## Directions
In the listing below, locate the lines bearing the word "средним". Copy every one of them.

## Given entries
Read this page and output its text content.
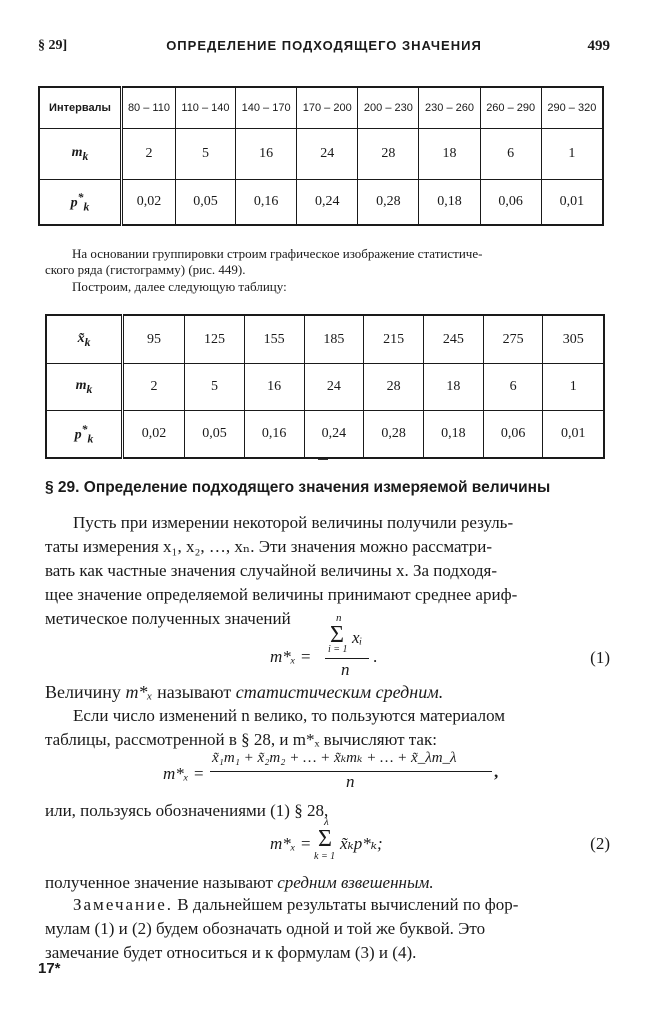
§ 29]	ОПРЕДЕЛЕНИЕ ПОДХОДЯЩЕГО ЗНАЧЕНИЯ	499
Интервалы	80 – 110	110 – 140	140 – 170	170 – 200	200 – 230	230 – 260	260 – 290	290 – 320
$m_k$	2	5	16	24	28	18	6	1
$p^*_k$	0,02	0,05	0,16	0,24	0,28	0,18	0,06	0,01
На основании группировки строим графическое изображение статистиче-
ского ряда (гистограмму) (рис. 449).
Построим, далее следующую таблицу:
$x̃_k$	95	125	155	185	215	245	275	305
$m_k$	2	5	16	24	28	18	6	1
$p^*_k$	0,02	0,05	0,16	0,24	0,28	0,18	0,06	0,01
§ 29. Определение подходящего значения измеряемой величины
Пусть при измерении некоторой величины получили резуль-
таты измерения x₁, x₂, …, xₙ. Эти значения можно рассматри-
вать как частные значения случайной величины x. За подходя-
щее значение определяемой величины принимают среднее ариф-
метическое полученных значений
m*ₓ =
n
Σ xᵢ
i = 1
n
.	(1)
Величину m*ₓ называют статистическим средним.
Если число изменений n велико, то пользуются материалом
таблицы, рассмотренной в § 28, и m*ₓ вычисляют так:
m*ₓ =
x̃₁m₁ + x̃₂m₂ + … + x̃ₖmₖ + … + x̃_λm_λ
n
,
или, пользуясь обозначениями (1) § 28,
m*ₓ =
λ
Σ
k = 1
x̃ₖp*ₖ;	(2)
полученное значение называют средним взвешенным.
Замечание. В дальнейшем результаты вычислений по фор-
мулам (1) и (2) будем обозначать одной и той же буквой. Это
замечание будет относиться и к формулам (3) и (4).
17*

## Written solution
Величину m*ₓ называют статистическим средним.
полученное значение называют средним взвешенным.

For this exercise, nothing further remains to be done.